**STATED GOAL:**
Can you render the material as a numbered list, from its first line through the line containing "The ¼ wavelength plate 65 is at (613, 318).", with both ends included and blank lines omitted?

**ITEMS:**
=======
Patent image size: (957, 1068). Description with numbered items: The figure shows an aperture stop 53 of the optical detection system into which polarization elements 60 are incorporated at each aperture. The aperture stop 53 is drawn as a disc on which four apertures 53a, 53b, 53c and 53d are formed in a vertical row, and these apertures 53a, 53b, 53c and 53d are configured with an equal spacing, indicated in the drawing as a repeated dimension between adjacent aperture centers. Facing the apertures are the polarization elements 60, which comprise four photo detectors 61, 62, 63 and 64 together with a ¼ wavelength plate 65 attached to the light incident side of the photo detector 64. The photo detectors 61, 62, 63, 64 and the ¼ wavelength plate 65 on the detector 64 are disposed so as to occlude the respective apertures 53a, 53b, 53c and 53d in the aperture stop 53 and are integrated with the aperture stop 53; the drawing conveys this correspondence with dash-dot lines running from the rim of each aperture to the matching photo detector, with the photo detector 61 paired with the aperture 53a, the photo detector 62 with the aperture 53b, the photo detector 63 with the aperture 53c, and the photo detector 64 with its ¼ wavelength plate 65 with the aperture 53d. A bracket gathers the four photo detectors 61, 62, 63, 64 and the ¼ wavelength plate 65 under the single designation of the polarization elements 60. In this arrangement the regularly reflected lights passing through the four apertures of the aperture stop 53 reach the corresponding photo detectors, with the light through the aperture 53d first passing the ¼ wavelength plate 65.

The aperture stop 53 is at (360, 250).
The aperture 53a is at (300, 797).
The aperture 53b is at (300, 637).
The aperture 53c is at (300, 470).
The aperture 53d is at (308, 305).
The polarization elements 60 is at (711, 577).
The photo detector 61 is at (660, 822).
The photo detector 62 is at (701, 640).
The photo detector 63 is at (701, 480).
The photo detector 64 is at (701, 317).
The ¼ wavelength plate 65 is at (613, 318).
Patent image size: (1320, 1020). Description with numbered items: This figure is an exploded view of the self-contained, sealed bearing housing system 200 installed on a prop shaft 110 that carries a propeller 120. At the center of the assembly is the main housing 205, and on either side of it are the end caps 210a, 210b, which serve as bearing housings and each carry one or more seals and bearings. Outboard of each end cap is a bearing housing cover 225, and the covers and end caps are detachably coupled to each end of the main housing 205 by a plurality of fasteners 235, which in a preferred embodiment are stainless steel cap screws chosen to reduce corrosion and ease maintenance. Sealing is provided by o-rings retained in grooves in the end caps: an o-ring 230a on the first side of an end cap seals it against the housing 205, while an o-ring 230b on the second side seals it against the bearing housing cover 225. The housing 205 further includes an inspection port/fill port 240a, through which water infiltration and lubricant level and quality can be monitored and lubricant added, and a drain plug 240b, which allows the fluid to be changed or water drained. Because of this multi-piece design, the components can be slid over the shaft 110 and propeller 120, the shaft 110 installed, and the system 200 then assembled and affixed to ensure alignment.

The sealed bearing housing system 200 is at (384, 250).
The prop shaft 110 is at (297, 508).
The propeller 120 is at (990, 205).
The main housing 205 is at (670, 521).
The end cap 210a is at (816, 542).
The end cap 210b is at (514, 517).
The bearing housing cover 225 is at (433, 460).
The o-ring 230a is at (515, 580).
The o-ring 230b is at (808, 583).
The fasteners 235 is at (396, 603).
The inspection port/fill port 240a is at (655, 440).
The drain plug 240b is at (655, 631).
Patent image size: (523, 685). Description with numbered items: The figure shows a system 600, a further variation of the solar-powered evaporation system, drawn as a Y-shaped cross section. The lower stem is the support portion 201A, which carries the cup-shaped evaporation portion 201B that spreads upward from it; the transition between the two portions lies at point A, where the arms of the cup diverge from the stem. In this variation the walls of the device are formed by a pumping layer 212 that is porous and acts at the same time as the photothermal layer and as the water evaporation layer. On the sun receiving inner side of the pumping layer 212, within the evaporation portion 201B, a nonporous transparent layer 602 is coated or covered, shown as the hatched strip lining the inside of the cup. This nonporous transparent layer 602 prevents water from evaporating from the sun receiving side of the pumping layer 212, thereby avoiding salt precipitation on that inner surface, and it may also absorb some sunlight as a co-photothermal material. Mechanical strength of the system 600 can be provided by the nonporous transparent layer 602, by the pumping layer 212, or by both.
=======
**TASK RESPONSE:**
1. Patent image size: (957, 1068). Description with numbered items: The figure shows an aperture stop 53 of the optical detection system into which polarization elements 60 are incorporated at each aperture. The aperture stop 53 is drawn as a disc on which four apertures 53a, 53b, 53c and 53d are formed in a vertical row, and these apertures 53a, 53b, 53c and 53d are configured with an equal spacing, indicated in the drawing as a repeated dimension between adjacent aperture centers. Facing the apertures are the polarization elements 60, which comprise four photo detectors 61, 62, 63 and 64 together with a ¼ wavelength plate 65 attached to the light incident side of the photo detector 64. The photo detectors 61, 62, 63, 64 and the ¼ wavelength plate 65 on the detector 64 are disposed so as to occlude the respective apertures 53a, 53b, 53c and 53d in the aperture stop 53 and are integrated with the aperture stop 53; the drawing conveys this correspondence with dash-dot lines running from the rim of each aperture to the matching photo detector, with the photo detector 61 paired with the aperture 53a, the photo detector 62 with the aperture 53b, the photo detector 63 with the aperture 53c, and the photo detector 64 with its ¼ wavelength plate 65 with the aperture 53d. A bracket gathers the four photo detectors 61, 62, 63, 64 and the ¼ wavelength plate 65 under the single designation of the polarization elements 60. In this arrangement the regularly reflected lights passing through the four apertures of the aperture stop 53 reach the corresponding photo detectors, with the light through the aperture 53d first passing the ¼ wavelength plate 65.
2. The aperture stop 53 is at (360, 250).
3. The aperture 53a is at (300, 797).
4. The aperture 53b is at (300, 637).
5. The aperture 53c is at (300, 470).
6. The aperture 53d is at (308, 305).
7. The polarization elements 60 is at (711, 577).
8. The photo detector 61 is at (660, 822).
9. The photo detector 62 is at (701, 640).
10. The photo detector 63 is at (701, 480).
11. The photo detector 64 is at (701, 317).
12. The ¼ wavelength plate 65 is at (613, 318).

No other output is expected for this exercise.